═══ EXERCISE INPUT ═══

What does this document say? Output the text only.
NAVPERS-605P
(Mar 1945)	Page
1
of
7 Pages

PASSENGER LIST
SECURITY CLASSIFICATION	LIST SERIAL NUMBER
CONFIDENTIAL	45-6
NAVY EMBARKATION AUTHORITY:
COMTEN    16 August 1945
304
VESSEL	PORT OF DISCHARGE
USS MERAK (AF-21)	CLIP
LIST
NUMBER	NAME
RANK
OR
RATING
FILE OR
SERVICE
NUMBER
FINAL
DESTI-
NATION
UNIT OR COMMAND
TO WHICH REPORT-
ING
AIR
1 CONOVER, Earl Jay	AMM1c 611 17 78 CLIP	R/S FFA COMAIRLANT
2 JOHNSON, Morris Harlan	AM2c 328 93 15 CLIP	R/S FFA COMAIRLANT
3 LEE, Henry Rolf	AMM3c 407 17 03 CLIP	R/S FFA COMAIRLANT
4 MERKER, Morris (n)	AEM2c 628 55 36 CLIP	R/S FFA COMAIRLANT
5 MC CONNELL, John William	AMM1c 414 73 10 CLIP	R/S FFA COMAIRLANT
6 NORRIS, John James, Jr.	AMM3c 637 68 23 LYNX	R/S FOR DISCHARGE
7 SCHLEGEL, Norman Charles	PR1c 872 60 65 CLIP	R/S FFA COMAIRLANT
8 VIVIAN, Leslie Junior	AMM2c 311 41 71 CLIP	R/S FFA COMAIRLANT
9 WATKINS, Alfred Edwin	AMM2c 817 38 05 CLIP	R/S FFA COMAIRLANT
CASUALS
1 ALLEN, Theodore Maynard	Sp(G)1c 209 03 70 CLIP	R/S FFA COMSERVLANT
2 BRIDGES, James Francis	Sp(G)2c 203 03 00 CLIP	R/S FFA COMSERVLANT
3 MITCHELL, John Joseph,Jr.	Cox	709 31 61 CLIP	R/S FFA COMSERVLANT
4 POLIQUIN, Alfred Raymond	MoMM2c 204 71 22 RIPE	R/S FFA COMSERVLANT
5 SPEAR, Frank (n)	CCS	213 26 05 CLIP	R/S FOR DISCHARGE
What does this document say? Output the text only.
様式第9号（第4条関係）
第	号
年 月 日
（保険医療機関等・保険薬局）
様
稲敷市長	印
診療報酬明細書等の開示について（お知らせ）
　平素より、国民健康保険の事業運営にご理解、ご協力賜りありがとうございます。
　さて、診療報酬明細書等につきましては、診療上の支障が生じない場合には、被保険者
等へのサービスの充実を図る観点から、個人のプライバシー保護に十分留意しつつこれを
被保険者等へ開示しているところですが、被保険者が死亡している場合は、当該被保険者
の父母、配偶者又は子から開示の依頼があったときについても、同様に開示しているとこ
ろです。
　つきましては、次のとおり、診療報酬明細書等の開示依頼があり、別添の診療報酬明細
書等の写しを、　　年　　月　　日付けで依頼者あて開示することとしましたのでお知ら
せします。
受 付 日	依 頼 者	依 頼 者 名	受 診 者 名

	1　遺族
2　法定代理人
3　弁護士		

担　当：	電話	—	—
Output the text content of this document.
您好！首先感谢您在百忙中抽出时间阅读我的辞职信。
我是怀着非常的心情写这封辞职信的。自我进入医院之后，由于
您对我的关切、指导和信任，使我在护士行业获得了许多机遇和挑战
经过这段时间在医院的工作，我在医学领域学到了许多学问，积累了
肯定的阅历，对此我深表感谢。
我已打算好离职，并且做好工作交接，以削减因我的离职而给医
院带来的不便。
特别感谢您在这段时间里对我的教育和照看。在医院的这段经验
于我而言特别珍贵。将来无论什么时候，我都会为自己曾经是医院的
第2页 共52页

═══

**THE EXERCISE**
Across all the entries, count the lines that contain the word "Morris" and give the number by itself.

**WRITTEN RESPONSE**
2